Exercise: Render every entry exactly as it appears.

Stored data
──────
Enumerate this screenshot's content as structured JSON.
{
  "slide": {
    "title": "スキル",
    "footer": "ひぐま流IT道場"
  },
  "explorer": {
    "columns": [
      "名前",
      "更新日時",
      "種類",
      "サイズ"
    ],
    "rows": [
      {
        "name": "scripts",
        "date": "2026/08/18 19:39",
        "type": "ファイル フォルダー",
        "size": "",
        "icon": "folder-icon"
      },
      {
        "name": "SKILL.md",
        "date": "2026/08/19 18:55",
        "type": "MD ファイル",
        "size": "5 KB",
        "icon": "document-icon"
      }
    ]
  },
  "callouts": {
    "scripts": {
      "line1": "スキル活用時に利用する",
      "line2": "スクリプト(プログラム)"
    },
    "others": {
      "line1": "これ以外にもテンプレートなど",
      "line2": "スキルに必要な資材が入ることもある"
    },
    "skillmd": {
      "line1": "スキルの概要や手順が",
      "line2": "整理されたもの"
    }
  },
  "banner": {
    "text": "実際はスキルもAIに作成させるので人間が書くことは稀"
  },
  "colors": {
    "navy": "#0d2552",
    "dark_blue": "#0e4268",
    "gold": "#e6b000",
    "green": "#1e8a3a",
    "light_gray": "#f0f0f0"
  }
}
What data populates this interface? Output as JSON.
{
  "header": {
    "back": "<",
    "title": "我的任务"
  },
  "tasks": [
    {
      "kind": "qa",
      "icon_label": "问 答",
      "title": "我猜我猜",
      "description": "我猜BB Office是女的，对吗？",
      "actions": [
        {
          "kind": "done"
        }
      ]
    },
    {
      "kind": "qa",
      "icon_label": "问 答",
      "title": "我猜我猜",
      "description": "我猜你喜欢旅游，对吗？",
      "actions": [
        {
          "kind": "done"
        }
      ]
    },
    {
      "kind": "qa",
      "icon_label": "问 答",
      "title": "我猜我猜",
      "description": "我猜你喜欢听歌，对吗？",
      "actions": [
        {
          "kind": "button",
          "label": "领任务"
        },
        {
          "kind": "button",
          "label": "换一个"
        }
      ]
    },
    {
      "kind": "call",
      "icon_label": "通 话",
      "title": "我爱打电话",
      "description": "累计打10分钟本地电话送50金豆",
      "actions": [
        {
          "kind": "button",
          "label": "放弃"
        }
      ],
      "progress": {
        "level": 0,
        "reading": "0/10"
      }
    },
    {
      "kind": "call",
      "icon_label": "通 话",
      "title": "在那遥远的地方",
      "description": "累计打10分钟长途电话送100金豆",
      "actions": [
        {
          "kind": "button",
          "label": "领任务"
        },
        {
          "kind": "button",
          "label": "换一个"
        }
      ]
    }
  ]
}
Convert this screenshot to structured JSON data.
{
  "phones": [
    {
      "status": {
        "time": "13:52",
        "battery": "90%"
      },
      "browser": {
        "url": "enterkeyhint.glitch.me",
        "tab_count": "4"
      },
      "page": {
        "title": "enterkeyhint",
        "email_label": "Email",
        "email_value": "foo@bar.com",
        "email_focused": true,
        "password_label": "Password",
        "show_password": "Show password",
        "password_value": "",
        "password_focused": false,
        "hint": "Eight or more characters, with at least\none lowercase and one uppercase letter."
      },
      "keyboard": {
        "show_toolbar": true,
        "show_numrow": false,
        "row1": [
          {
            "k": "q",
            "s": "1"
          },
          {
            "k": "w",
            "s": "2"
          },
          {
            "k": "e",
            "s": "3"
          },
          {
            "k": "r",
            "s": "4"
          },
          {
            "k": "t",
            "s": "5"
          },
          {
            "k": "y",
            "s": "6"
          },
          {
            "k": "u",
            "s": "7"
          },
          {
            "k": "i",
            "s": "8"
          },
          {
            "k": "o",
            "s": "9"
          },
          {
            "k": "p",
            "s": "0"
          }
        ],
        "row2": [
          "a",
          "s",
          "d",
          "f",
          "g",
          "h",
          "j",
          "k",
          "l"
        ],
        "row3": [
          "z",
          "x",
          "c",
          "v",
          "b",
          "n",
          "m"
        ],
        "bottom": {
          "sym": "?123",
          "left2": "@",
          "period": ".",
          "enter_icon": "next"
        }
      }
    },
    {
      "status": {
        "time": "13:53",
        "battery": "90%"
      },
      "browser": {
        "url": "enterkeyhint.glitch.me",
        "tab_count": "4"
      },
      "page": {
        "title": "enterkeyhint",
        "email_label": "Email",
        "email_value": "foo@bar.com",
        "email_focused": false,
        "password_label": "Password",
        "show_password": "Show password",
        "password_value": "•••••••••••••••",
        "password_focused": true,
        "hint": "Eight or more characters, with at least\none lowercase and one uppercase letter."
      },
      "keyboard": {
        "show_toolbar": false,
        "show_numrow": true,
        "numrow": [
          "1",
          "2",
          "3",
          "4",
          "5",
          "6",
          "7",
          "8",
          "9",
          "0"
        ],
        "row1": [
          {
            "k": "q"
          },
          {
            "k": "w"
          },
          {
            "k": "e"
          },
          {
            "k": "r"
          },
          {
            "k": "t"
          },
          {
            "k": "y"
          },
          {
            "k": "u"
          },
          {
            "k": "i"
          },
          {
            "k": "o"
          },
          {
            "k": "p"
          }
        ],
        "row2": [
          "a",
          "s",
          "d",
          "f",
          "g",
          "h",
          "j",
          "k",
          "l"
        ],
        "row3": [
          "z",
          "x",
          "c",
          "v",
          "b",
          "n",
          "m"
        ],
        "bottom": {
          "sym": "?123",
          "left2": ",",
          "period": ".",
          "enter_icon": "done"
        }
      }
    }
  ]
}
──────
Solution for this exercise:
Enumerate this screenshot's content as structured JSON.
{
  "slide": {
    "title": "スキル",
    "footer": "ひぐま流IT道場"
  },
  "explorer": {
    "columns": [
      "名前",
      "更新日時",
      "種類",
      "サイズ"
    ],
    "rows": [
      {
        "name": "scripts",
        "date": "2026/08/18 19:39",
        "type": "ファイル フォルダー",
        "size": "",
        "icon": "folder-icon"
      },
      {
        "name": "SKILL.md",
        "date": "2026/08/19 18:55",
        "type": "MD ファイル",
        "size": "5 KB",
        "icon": "document-icon"
      }
    ]
  },
  "callouts": {
    "scripts": {
      "line1": "スキル活用時に利用する",
      "line2": "スクリプト(プログラム)"
    },
    "others": {
      "line1": "これ以外にもテンプレートなど",
      "line2": "スキルに必要な資材が入ることもある"
    },
    "skillmd": {
      "line1": "スキルの概要や手順が",
      "line2": "整理されたもの"
    }
  },
  "banner": {
    "text": "実際はスキルもAIに作成させるので人間が書くことは稀"
  },
  "colors": {
    "navy": "#0d2552",
    "dark_blue": "#0e4268",
    "gold": "#e6b000",
    "green": "#1e8a3a",
    "light_gray": "#f0f0f0"
  }
}
What data populates this interface? Output as JSON.
{
  "header": {
    "back": "<",
    "title": "我的任务"
  },
  "tasks": [
    {
      "kind": "qa",
      "icon_label": "问 答",
      "title": "我猜我猜",
      "description": "我猜BB Office是女的，对吗？",
      "actions": [
        {
          "kind": "done"
        }
      ]
    },
    {
      "kind": "qa",
      "icon_label": "问 答",
      "title": "我猜我猜",
      "description": "我猜你喜欢旅游，对吗？",
      "actions": [
        {
          "kind": "done"
        }
      ]
    },
    {
      "kind": "qa",
      "icon_label": "问 答",
      "title": "我猜我猜",
      "description": "我猜你喜欢听歌，对吗？",
      "actions": [
        {
          "kind": "button",
          "label": "领任务"
        },
        {
          "kind": "button",
          "label": "换一个"
        }
      ]
    },
    {
      "kind": "call",
      "icon_label": "通 话",
      "title": "我爱打电话",
      "description": "累计打10分钟本地电话送50金豆",
      "actions": [
        {
          "kind": "button",
          "label": "放弃"
        }
      ],
      "progress": {
        "level": 0,
        "reading": "0/10"
      }
    },
    {
      "kind": "call",
      "icon_label": "通 话",
      "title": "在那遥远的地方",
      "description": "累计打10分钟长途电话送100金豆",
      "actions": [
        {
          "kind": "button",
          "label": "领任务"
        },
        {
          "kind": "button",
          "label": "换一个"
        }
      ]
    }
  ]
}
Convert this screenshot to structured JSON data.
{
  "phones": [
    {
      "status": {
        "time": "13:52",
        "battery": "90%"
      },
      "browser": {
        "url": "enterkeyhint.glitch.me",
        "tab_count": "4"
      },
      "page": {
        "title": "enterkeyhint",
        "email_label": "Email",
        "email_value": "foo@bar.com",
        "email_focused": true,
        "password_label": "Password",
        "show_password": "Show password",
        "password_value": "",
        "password_focused": false,
        "hint": "Eight or more characters, with at least\none lowercase and one uppercase letter."
      },
      "keyboard": {
        "show_toolbar": true,
        "show_numrow": false,
        "row1": [
          {
            "k": "q",
            "s": "1"
          },
          {
            "k": "w",
            "s": "2"
          },
          {
            "k": "e",
            "s": "3"
          },
          {
            "k": "r",
            "s": "4"
          },
          {
            "k": "t",
            "s": "5"
          },
          {
            "k": "y",
            "s": "6"
          },
          {
            "k": "u",
            "s": "7"
          },
          {
            "k": "i",
            "s": "8"
          },
          {
            "k": "o",
            "s": "9"
          },
          {
            "k": "p",
            "s": "0"
          }
        ],
        "row2": [
          "a",
          "s",
          "d",
          "f",
          "g",
          "h",
          "j",
          "k",
          "l"
        ],
        "row3": [
          "z",
          "x",
          "c",
          "v",
          "b",
          "n",
          "m"
        ],
        "bottom": {
          "sym": "?123",
          "left2": "@",
          "period": ".",
          "enter_icon": "next"
        }
      }
    },
    {
      "status": {
        "time": "13:53",
        "battery": "90%"
      },
      "browser": {
        "url": "enterkeyhint.glitch.me",
        "tab_count": "4"
      },
      "page": {
        "title": "enterkeyhint",
        "email_label": "Email",
        "email_value": "foo@bar.com",
        "email_focused": false,
        "password_label": "Password",
        "show_password": "Show password",
        "password_value": "•••••••••••••••",
        "password_focused": true,
        "hint": "Eight or more characters, with at least\none lowercase and one uppercase letter."
      },
      "keyboard": {
        "show_toolbar": false,
        "show_numrow": true,
        "numrow": [
          "1",
          "2",
          "3",
          "4",
          "5",
          "6",
          "7",
          "8",
          "9",
          "0"
        ],
        "row1": [
          {
            "k": "q"
          },
          {
            "k": "w"
          },
          {
            "k": "e"
          },
          {
            "k": "r"
          },
          {
            "k": "t"
          },
          {
            "k": "y"
          },
          {
            "k": "u"
          },
          {
            "k": "i"
          },
          {
            "k": "o"
          },
          {
            "k": "p"
          }
        ],
        "row2": [
          "a",
          "s",
          "d",
          "f",
          "g",
          "h",
          "j",
          "k",
          "l"
        ],
        "row3": [
          "z",
          "x",
          "c",
          "v",
          "b",
          "n",
          "m"
        ],
        "bottom": {
          "sym": "?123",
          "left2": ",",
          "period": ".",
          "enter_icon": "done"
        }
      }
    }
  ]
}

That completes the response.